# Information given
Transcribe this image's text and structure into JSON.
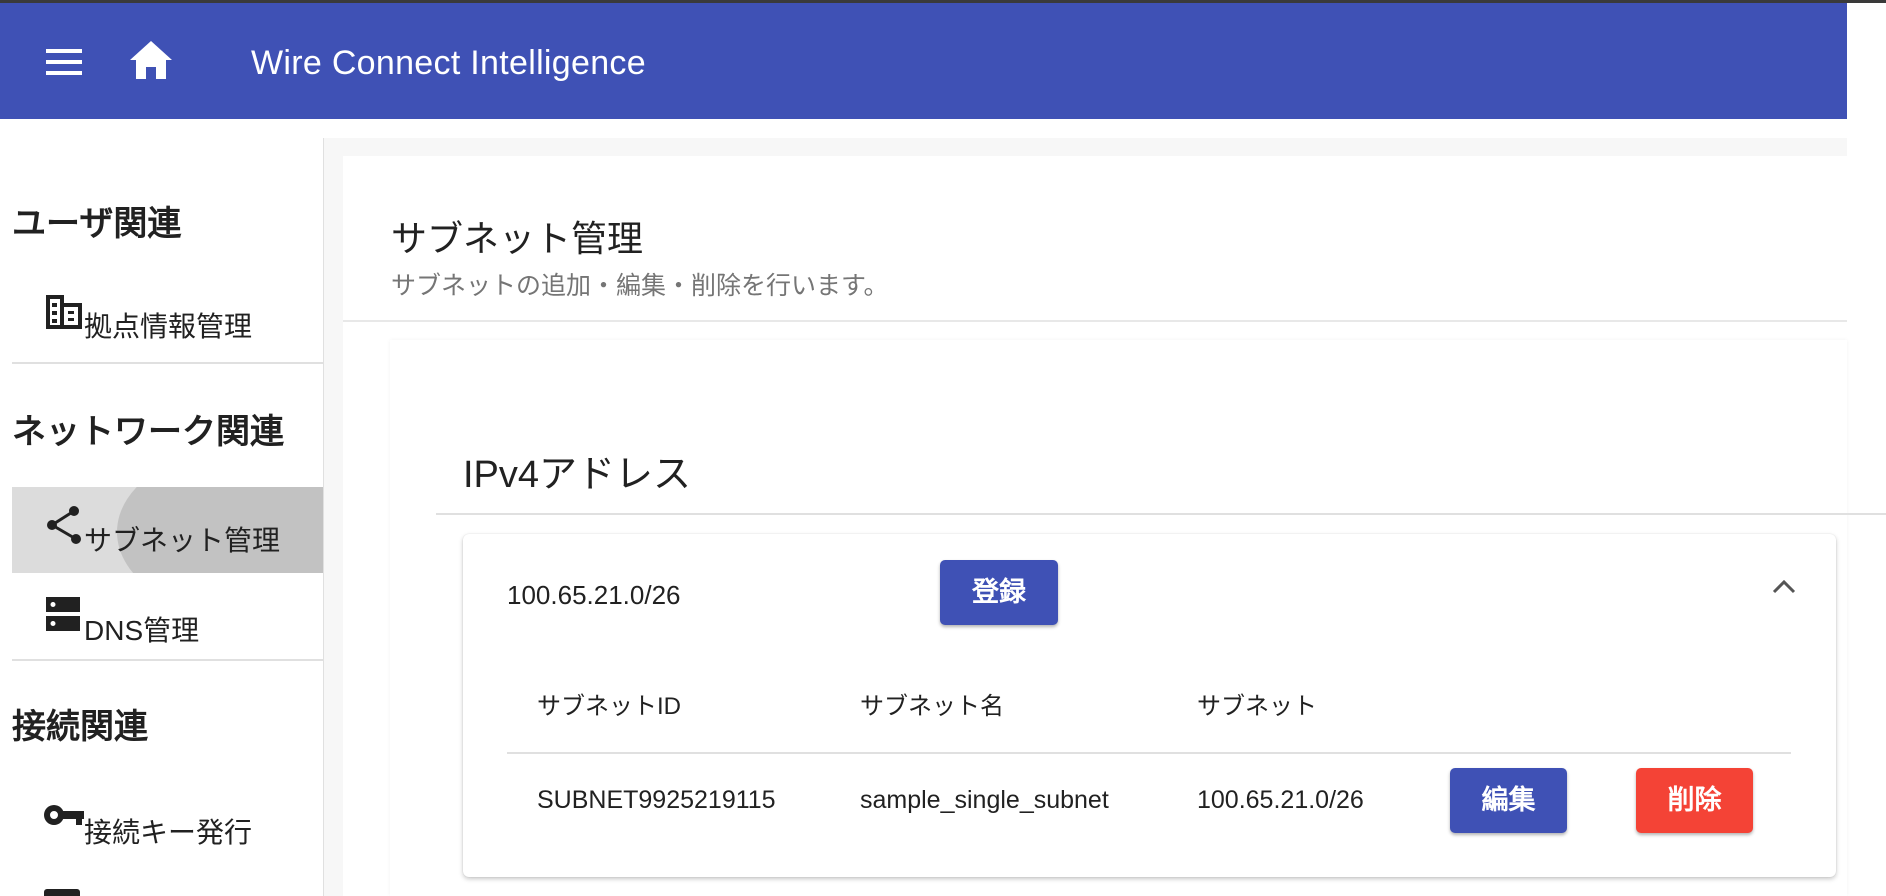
{
  "app": {
    "title": "Wire Connect Intelligence",
    "menu_icon": "menu-icon",
    "home_icon": "home-icon",
    "colors": {
      "primary": "#3f51b5",
      "danger": "#f44336"
    }
  },
  "sidebar": {
    "sections": [
      {
        "heading": "ユーザ関連",
        "items": [
          {
            "label": "拠点情報管理",
            "icon": "domain-icon"
          }
        ]
      },
      {
        "heading": "ネットワーク関連",
        "items": [
          {
            "label": "サブネット管理",
            "icon": "share-icon",
            "active": true
          },
          {
            "label": "DNS管理",
            "icon": "dns-icon"
          }
        ]
      },
      {
        "heading": "接続関連",
        "items": [
          {
            "label": "接続キー発行",
            "icon": "key-icon"
          }
        ]
      }
    ]
  },
  "page": {
    "title": "サブネット管理",
    "subtitle": "サブネットの追加・編集・削除を行います。"
  },
  "ipv4": {
    "section_title": "IPv4アドレス",
    "panel": {
      "subnet": "100.65.21.0/26",
      "register_label": "登録",
      "expand_icon": "chevron-up-icon",
      "columns": [
        "サブネットID",
        "サブネット名",
        "サブネット"
      ],
      "rows": [
        {
          "id": "SUBNET9925219115",
          "name": "sample_single_subnet",
          "subnet": "100.65.21.0/26",
          "edit_label": "編集",
          "delete_label": "削除"
        }
      ]
    }
  }
}
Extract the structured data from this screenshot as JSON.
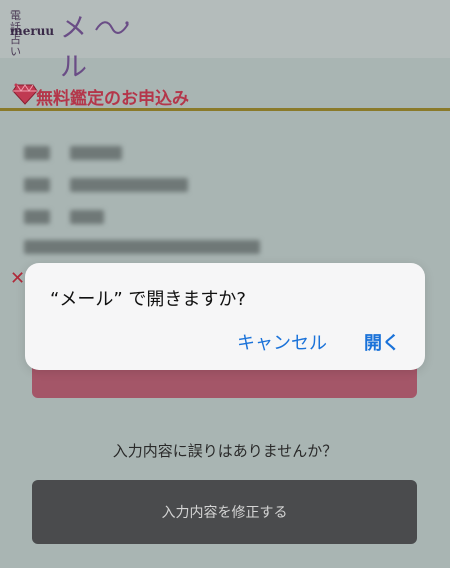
{
  "header": {
    "logo_small": "電話占い",
    "logo_en": "meruu",
    "logo_main": "メル"
  },
  "form": {
    "heading": "無料鑑定のお申込み",
    "confirm_question": "入力内容に誤りはありませんか？",
    "edit_button_label": "入力内容を修正する"
  },
  "dialog": {
    "message": "“メール” で開きますか?",
    "cancel_label": "キャンセル",
    "open_label": "開く"
  },
  "colors": {
    "accent": "#1a72d9",
    "heading": "#b4364a",
    "submit_button": "#a45668",
    "edit_button": "#4a4b4d"
  },
  "icons": {
    "heading_icon": "diamond-icon",
    "logo_decoration": "swirl-icon"
  }
}
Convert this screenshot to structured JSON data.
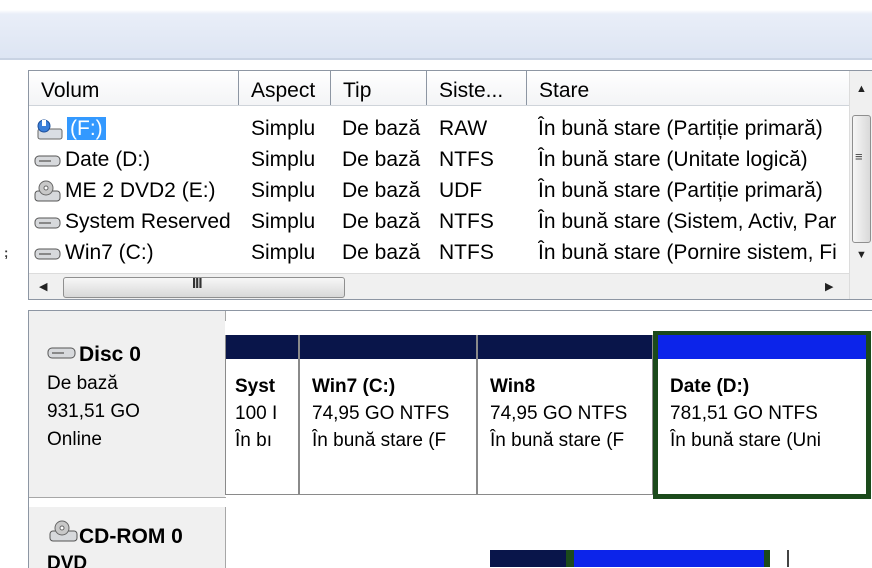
{
  "columns": [
    "Volum",
    "Aspect",
    "Tip",
    "Siste...",
    "Stare"
  ],
  "volumes": [
    {
      "name": "(F:)",
      "aspect": "Simplu",
      "tip": "De bază",
      "sistem": "RAW",
      "stare": "În bună stare (Partiție primară)"
    },
    {
      "name": "Date (D:)",
      "aspect": "Simplu",
      "tip": "De bază",
      "sistem": "NTFS",
      "stare": "În bună stare (Unitate logică)"
    },
    {
      "name": "ME 2 DVD2 (E:)",
      "aspect": "Simplu",
      "tip": "De bază",
      "sistem": "UDF",
      "stare": "În bună stare (Partiție primară)"
    },
    {
      "name": "System Reserved",
      "aspect": "Simplu",
      "tip": "De bază",
      "sistem": "NTFS",
      "stare": "În bună stare (Sistem, Activ, Par"
    },
    {
      "name": "Win7 (C:)",
      "aspect": "Simplu",
      "tip": "De bază",
      "sistem": "NTFS",
      "stare": "În bună stare (Pornire sistem, Fi"
    }
  ],
  "scroll": {
    "hgrip": "III",
    "vgrip": "≡"
  },
  "disk0": {
    "title": "Disc 0",
    "type": "De bază",
    "size": "931,51 GO",
    "status": "Online"
  },
  "partitions": [
    {
      "title": "Syst",
      "size": "100 I",
      "status": "În bı"
    },
    {
      "title": "Win7  (C:)",
      "size": "74,95 GO NTFS",
      "status": "În bună stare (F"
    },
    {
      "title": "Win8",
      "size": "74,95 GO NTFS",
      "status": "În bună stare (F"
    },
    {
      "title": "Date  (D:)",
      "size": "781,51 GO NTFS",
      "status": "În bună stare (Uni"
    }
  ],
  "cdrom": {
    "title": "CD-ROM 0",
    "type": "DVD"
  },
  "left_marker": ";",
  "colors": {
    "selection": "#3399ff",
    "partition_primary": "#09154a",
    "partition_logical": "#0c24ea",
    "selected_border": "#1b4a1b"
  }
}
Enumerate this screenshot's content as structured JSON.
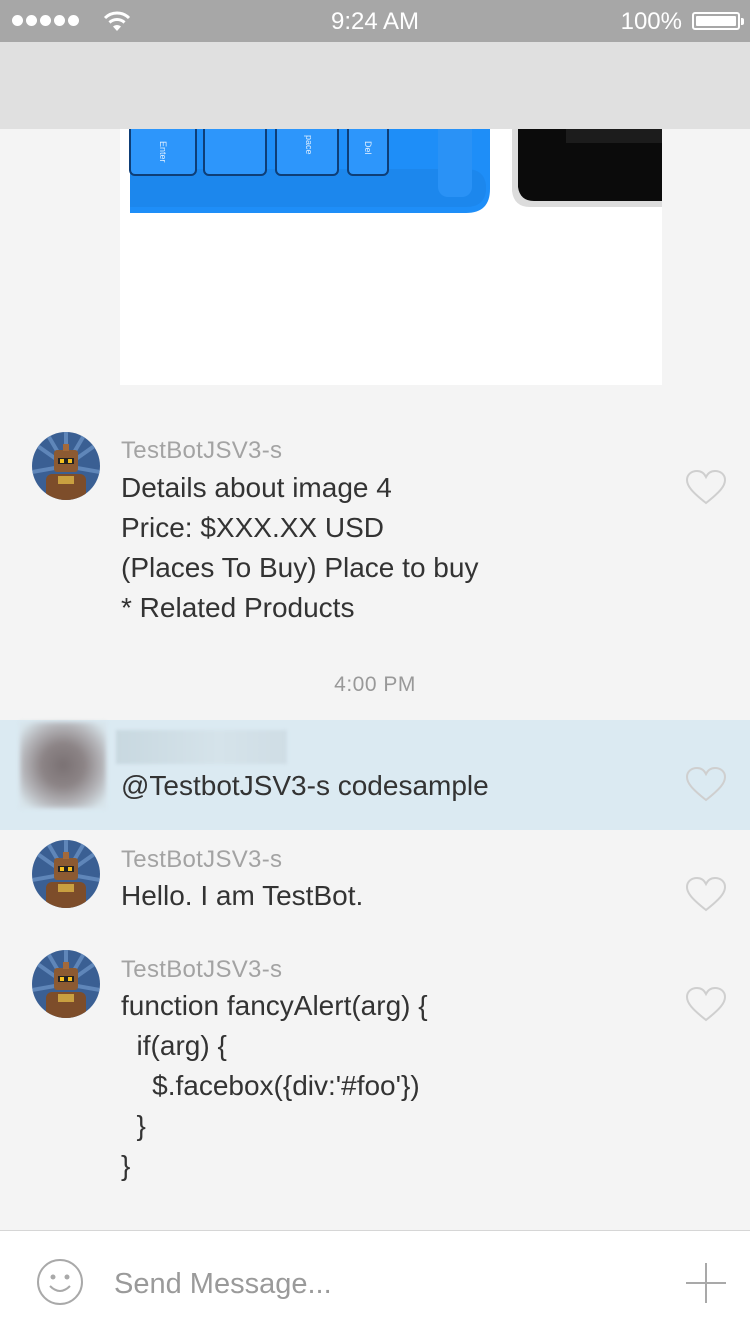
{
  "status_bar": {
    "time": "9:24 AM",
    "battery_percent": "100%",
    "signal_bars": 5
  },
  "attachment": {
    "key_labels": [
      "Enter",
      "pace",
      "Del"
    ]
  },
  "messages": [
    {
      "username": "TestBotJSV3-s",
      "text": "Details about image 4\nPrice: $XXX.XX USD\n(Places To Buy) Place to buy\n* Related Products",
      "icon": "robot-avatar-icon"
    },
    {
      "username": "",
      "text": "@TestbotJSV3-s codesample",
      "highlighted": true
    },
    {
      "username": "TestBotJSV3-s",
      "text": "Hello. I am TestBot.",
      "icon": "robot-avatar-icon"
    },
    {
      "username": "TestBotJSV3-s",
      "text": "function fancyAlert(arg) {\n  if(arg) {\n    $.facebox({div:'#foo'})\n  }\n}",
      "icon": "robot-avatar-icon"
    }
  ],
  "time_separator": "4:00 PM",
  "composer": {
    "placeholder": "Send Message..."
  },
  "colors": {
    "highlight_bg": "#dbeaf2",
    "status_bar": "#a7a7a7",
    "nav_bar": "#e0e0e0",
    "keyboard_blue": "#1e90ff"
  }
}
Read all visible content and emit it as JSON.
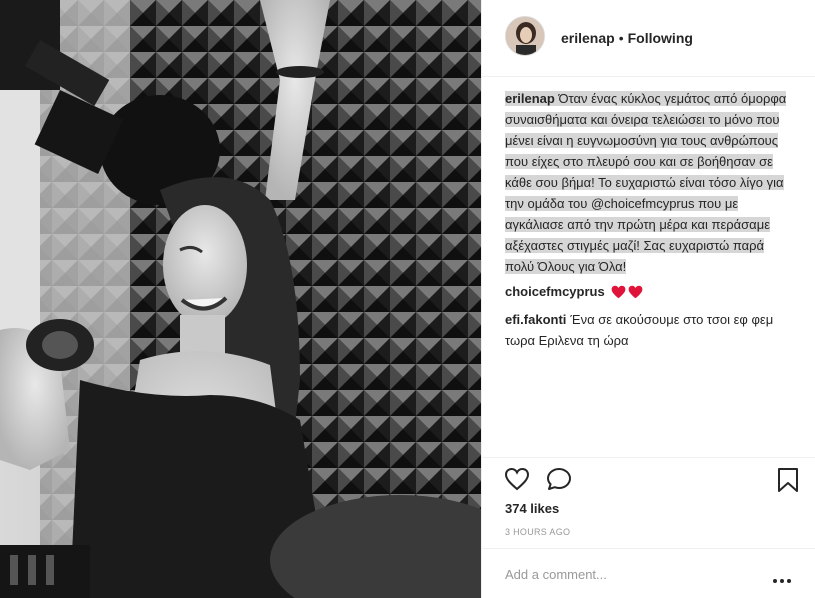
{
  "post": {
    "author": "erilenap",
    "follow_status": "Following",
    "separator": "•",
    "caption_user": "erilenap",
    "caption_text": "Όταν ένας κύκλος γεμάτος από όμορφα συναισθήματα και όνειρα τελειώσει το μόνο που μένει είναι η ευγνωμοσύνη για τους ανθρώπους που είχες στο πλευρό σου και σε βοήθησαν σε κάθε σου βήμα! Το ευχαριστώ είναι τόσο λίγο για την ομάδα του @choicefmcyprus που με αγκάλιασε από την πρώτη μέρα και περάσαμε αξέχαστες στιγμές μαζί! Σας ευχαριστώ παρά πολύ Όλους για Όλα!",
    "likes": "374 likes",
    "timestamp": "3 HOURS AGO"
  },
  "comments": [
    {
      "user": "choicefmcyprus",
      "text": "",
      "emoji": [
        "red-heart-icon",
        "red-heart-icon"
      ]
    },
    {
      "user": "efi.fakonti",
      "text": "Ένα σε ακούσουμε στο τσοι εφ φεμ τωρα Εριλενα τη ώρα"
    }
  ],
  "comment_box": {
    "placeholder": "Add a comment..."
  },
  "icons": {
    "like": "heart-outline-icon",
    "comment": "speech-bubble-icon",
    "save": "bookmark-icon",
    "more": "ellipsis-icon",
    "reaction_heart_color": "#e0143a"
  },
  "colors": {
    "text": "#262626",
    "muted": "#999999",
    "border": "#efefef",
    "caption_highlight": "#d6d6d6"
  }
}
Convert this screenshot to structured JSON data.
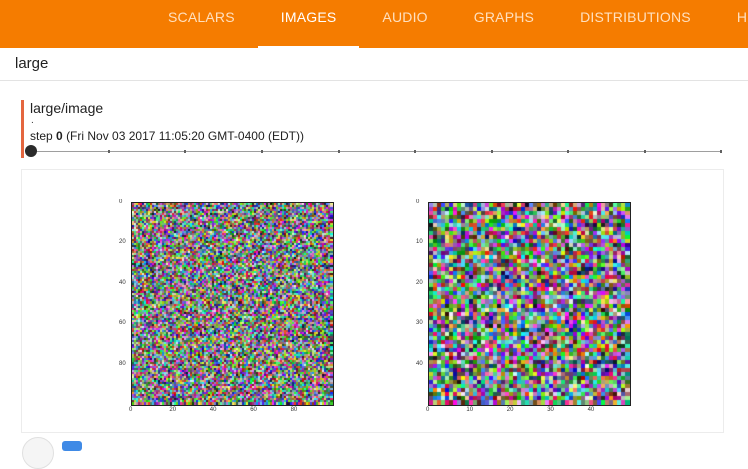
{
  "header": {
    "tabs": [
      {
        "label": "SCALARS",
        "active": false
      },
      {
        "label": "IMAGES",
        "active": true
      },
      {
        "label": "AUDIO",
        "active": false
      },
      {
        "label": "GRAPHS",
        "active": false
      },
      {
        "label": "DISTRIBUTIONS",
        "active": false
      },
      {
        "label": "HISTOGRAMS",
        "active": false
      }
    ],
    "accent_color": "#f57c00"
  },
  "group": {
    "title": "large"
  },
  "card": {
    "tag": "large/image",
    "dot": ".",
    "step_label": "step",
    "step_value": "0",
    "timestamp": "(Fri Nov 03 2017 11:05:20 GMT-0400 (EDT))",
    "step_position": 0
  },
  "images": [
    {
      "x_ticks": [
        "0",
        "20",
        "40",
        "60",
        "80"
      ],
      "y_ticks": [
        "0",
        "20",
        "40",
        "60",
        "80"
      ]
    },
    {
      "x_ticks": [
        "0",
        "10",
        "20",
        "30",
        "40"
      ],
      "y_ticks": [
        "0",
        "10",
        "20",
        "30",
        "40"
      ]
    }
  ]
}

# Work required
Collect, from the material above, every line containing the word "placeholder".

# Output of the exercise
    "placeholder": "Send Message..."
    "placeholder": "Add a comment..."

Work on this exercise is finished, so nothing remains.